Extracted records
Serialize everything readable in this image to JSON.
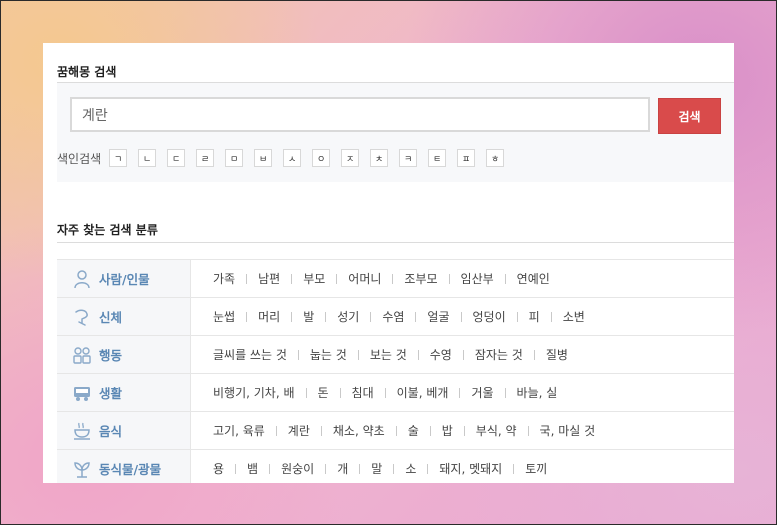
{
  "header": {
    "title": "꿈해몽 검색"
  },
  "search": {
    "value": "계란",
    "button_label": "검색"
  },
  "index": {
    "label": "색인검색",
    "keys": [
      "ㄱ",
      "ㄴ",
      "ㄷ",
      "ㄹ",
      "ㅁ",
      "ㅂ",
      "ㅅ",
      "ㅇ",
      "ㅈ",
      "ㅊ",
      "ㅋ",
      "ㅌ",
      "ㅍ",
      "ㅎ"
    ]
  },
  "categories_section": {
    "title": "자주 찾는 검색 분류"
  },
  "categories": [
    {
      "name": "사람/인물",
      "icon": "person-icon",
      "items": [
        "가족",
        "남편",
        "부모",
        "어머니",
        "조부모",
        "임산부",
        "연예인"
      ]
    },
    {
      "name": "신체",
      "icon": "body-icon",
      "items": [
        "눈썹",
        "머리",
        "발",
        "성기",
        "수염",
        "얼굴",
        "엉덩이",
        "피",
        "소변"
      ]
    },
    {
      "name": "행동",
      "icon": "people-icon",
      "items": [
        "글씨를 쓰는 것",
        "눕는 것",
        "보는 것",
        "수영",
        "잠자는 것",
        "질병"
      ]
    },
    {
      "name": "생활",
      "icon": "bus-icon",
      "items": [
        "비행기, 기차, 배",
        "돈",
        "침대",
        "이불, 베개",
        "거울",
        "바늘, 실"
      ]
    },
    {
      "name": "음식",
      "icon": "food-icon",
      "items": [
        "고기, 육류",
        "계란",
        "채소, 약초",
        "술",
        "밥",
        "부식, 약",
        "국, 마실 것"
      ]
    },
    {
      "name": "동식물/광물",
      "icon": "plant-icon",
      "items": [
        "용",
        "뱀",
        "원숭이",
        "개",
        "말",
        "소",
        "돼지, 멧돼지",
        "토끼"
      ]
    }
  ],
  "colors": {
    "accent": "#d94b4b",
    "category_text": "#5a87b4"
  }
}
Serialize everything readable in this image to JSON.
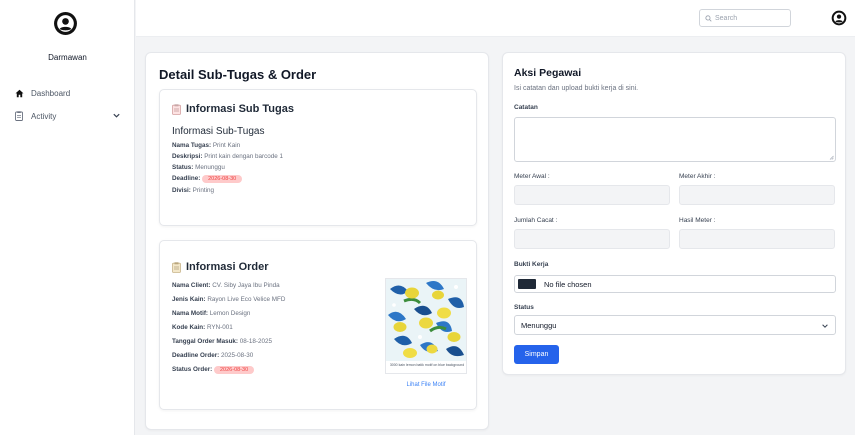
{
  "sidebar": {
    "username": "Darmawan",
    "items": [
      {
        "label": "Dashboard",
        "icon": "home-icon"
      },
      {
        "label": "Activity",
        "icon": "clipboard-icon"
      }
    ]
  },
  "topbar": {
    "search_placeholder": "Search"
  },
  "detail": {
    "title": "Detail Sub-Tugas & Order",
    "sub_tugas": {
      "heading": "Informasi Sub Tugas",
      "subheading": "Informasi Sub-Tugas",
      "fields": [
        {
          "label": "Nama Tugas:",
          "value": "Print Kain"
        },
        {
          "label": "Deskripsi:",
          "value": "Print kain dengan barcode 1"
        },
        {
          "label": "Status:",
          "value": "Menunggu"
        },
        {
          "label": "Deadline:",
          "value": "2026-08-30"
        },
        {
          "label": "Divisi:",
          "value": "Printing"
        }
      ]
    },
    "order": {
      "heading": "Informasi Order",
      "fields": [
        {
          "label": "Nama Client:",
          "value": "CV. Siby Jaya Ibu Pinda"
        },
        {
          "label": "Jenis Kain:",
          "value": "Rayon Live Eco Velice MFD"
        },
        {
          "label": "Nama Motif:",
          "value": "Lemon Design"
        },
        {
          "label": "Kode Kain:",
          "value": "RYN-001"
        },
        {
          "label": "Tanggal Order Masuk:",
          "value": "08-18-2025"
        },
        {
          "label": "Deadline Order:",
          "value": "2025-08-30"
        },
        {
          "label": "Status Order:",
          "value": "2026-08-30"
        }
      ],
      "motif_caption": "3000 kain lemon batik motif on blue background",
      "motif_link": "Lihat File Motif"
    }
  },
  "aksi": {
    "title": "Aksi Pegawai",
    "description": "Isi catatan dan upload bukti kerja di sini.",
    "catatan_label": "Catatan",
    "meter_awal_label": "Meter Awal :",
    "meter_akhir_label": "Meter Akhir :",
    "jumlah_cacat_label": "Jumlah Cacat :",
    "hasil_meter_label": "Hasil Meter :",
    "bukti_label": "Bukti Kerja",
    "file_status": "No file chosen",
    "status_label": "Status",
    "status_value": "Menunggu",
    "save_label": "Simpan"
  },
  "colors": {
    "accent": "#2563eb",
    "badge_bg": "#fecaca",
    "badge_text": "#ef4444",
    "page_bg": "#f3f4f6"
  }
}
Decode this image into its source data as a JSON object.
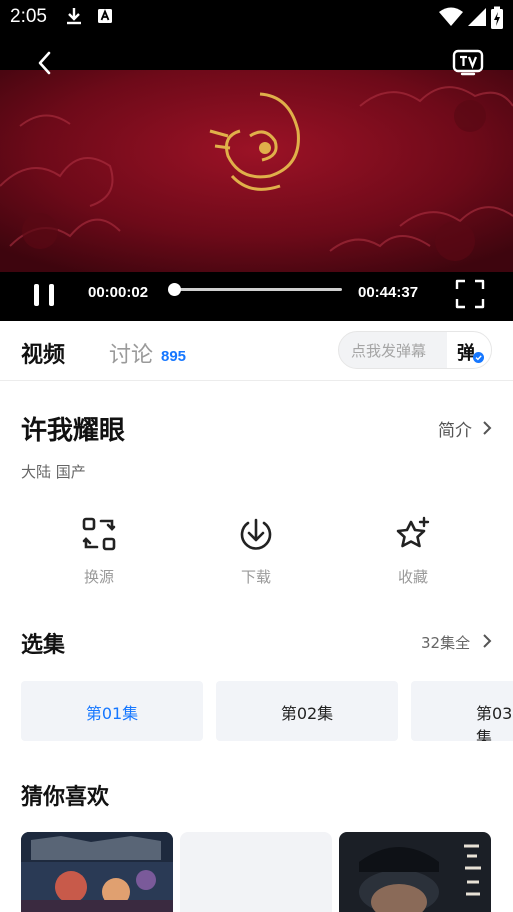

▸ What you are asked to do: A faithful copy of the records above is needed, with the pictures left out.

▸ Solution for this problem:
Serialize everything readable in this image to JSON.
{
  "header": {
    "title": "꿈해몽 검색"
  },
  "search": {
    "value": "계란",
    "button_label": "검색"
  },
  "index": {
    "label": "색인검색",
    "keys": [
      "ㄱ",
      "ㄴ",
      "ㄷ",
      "ㄹ",
      "ㅁ",
      "ㅂ",
      "ㅅ",
      "ㅇ",
      "ㅈ",
      "ㅊ",
      "ㅋ",
      "ㅌ",
      "ㅍ",
      "ㅎ"
    ]
  },
  "categories_section": {
    "title": "자주 찾는 검색 분류"
  },
  "categories": [
    {
      "name": "사람/인물",
      "icon": "person-icon",
      "items": [
        "가족",
        "남편",
        "부모",
        "어머니",
        "조부모",
        "임산부",
        "연예인"
      ]
    },
    {
      "name": "신체",
      "icon": "body-icon",
      "items": [
        "눈썹",
        "머리",
        "발",
        "성기",
        "수염",
        "얼굴",
        "엉덩이",
        "피",
        "소변"
      ]
    },
    {
      "name": "행동",
      "icon": "people-icon",
      "items": [
        "글씨를 쓰는 것",
        "눕는 것",
        "보는 것",
        "수영",
        "잠자는 것",
        "질병"
      ]
    },
    {
      "name": "생활",
      "icon": "bus-icon",
      "items": [
        "비행기, 기차, 배",
        "돈",
        "침대",
        "이불, 베개",
        "거울",
        "바늘, 실"
      ]
    },
    {
      "name": "음식",
      "icon": "food-icon",
      "items": [
        "고기, 육류",
        "계란",
        "채소, 약초",
        "술",
        "밥",
        "부식, 약",
        "국, 마실 것"
      ]
    },
    {
      "name": "동식물/광물",
      "icon": "plant-icon",
      "items": [
        "용",
        "뱀",
        "원숭이",
        "개",
        "말",
        "소",
        "돼지, 멧돼지",
        "토끼"
      ]
    }
  ],
  "colors": {
    "accent": "#d94b4b",
    "category_text": "#5a87b4"
  }
}
Serialize everything readable in this image to JSON.
{
  "sidebar": {
    "username": "Darmawan",
    "items": [
      {
        "label": "Dashboard",
        "icon": "home-icon"
      },
      {
        "label": "Activity",
        "icon": "clipboard-icon"
      }
    ]
  },
  "topbar": {
    "search_placeholder": "Search"
  },
  "detail": {
    "title": "Detail Sub-Tugas & Order",
    "sub_tugas": {
      "heading": "Informasi Sub Tugas",
      "subheading": "Informasi Sub-Tugas",
      "fields": [
        {
          "label": "Nama Tugas:",
          "value": "Print Kain"
        },
        {
          "label": "Deskripsi:",
          "value": "Print kain dengan barcode 1"
        },
        {
          "label": "Status:",
          "value": "Menunggu"
        },
        {
          "label": "Deadline:",
          "value": "2026-08-30"
        },
        {
          "label": "Divisi:",
          "value": "Printing"
        }
      ]
    },
    "order": {
      "heading": "Informasi Order",
      "fields": [
        {
          "label": "Nama Client:",
          "value": "CV. Siby Jaya Ibu Pinda"
        },
        {
          "label": "Jenis Kain:",
          "value": "Rayon Live Eco Velice MFD"
        },
        {
          "label": "Nama Motif:",
          "value": "Lemon Design"
        },
        {
          "label": "Kode Kain:",
          "value": "RYN-001"
        },
        {
          "label": "Tanggal Order Masuk:",
          "value": "08-18-2025"
        },
        {
          "label": "Deadline Order:",
          "value": "2025-08-30"
        },
        {
          "label": "Status Order:",
          "value": "2026-08-30"
        }
      ],
      "motif_caption": "3000 kain lemon batik motif on blue background",
      "motif_link": "Lihat File Motif"
    }
  },
  "aksi": {
    "title": "Aksi Pegawai",
    "description": "Isi catatan dan upload bukti kerja di sini.",
    "catatan_label": "Catatan",
    "meter_awal_label": "Meter Awal :",
    "meter_akhir_label": "Meter Akhir :",
    "jumlah_cacat_label": "Jumlah Cacat :",
    "hasil_meter_label": "Hasil Meter :",
    "bukti_label": "Bukti Kerja",
    "file_status": "No file chosen",
    "status_label": "Status",
    "status_value": "Menunggu",
    "save_label": "Simpan"
  },
  "colors": {
    "accent": "#2563eb",
    "badge_bg": "#fecaca",
    "badge_text": "#ef4444",
    "page_bg": "#f3f4f6"
  }
}
Decode this image into its source data as a JSON object.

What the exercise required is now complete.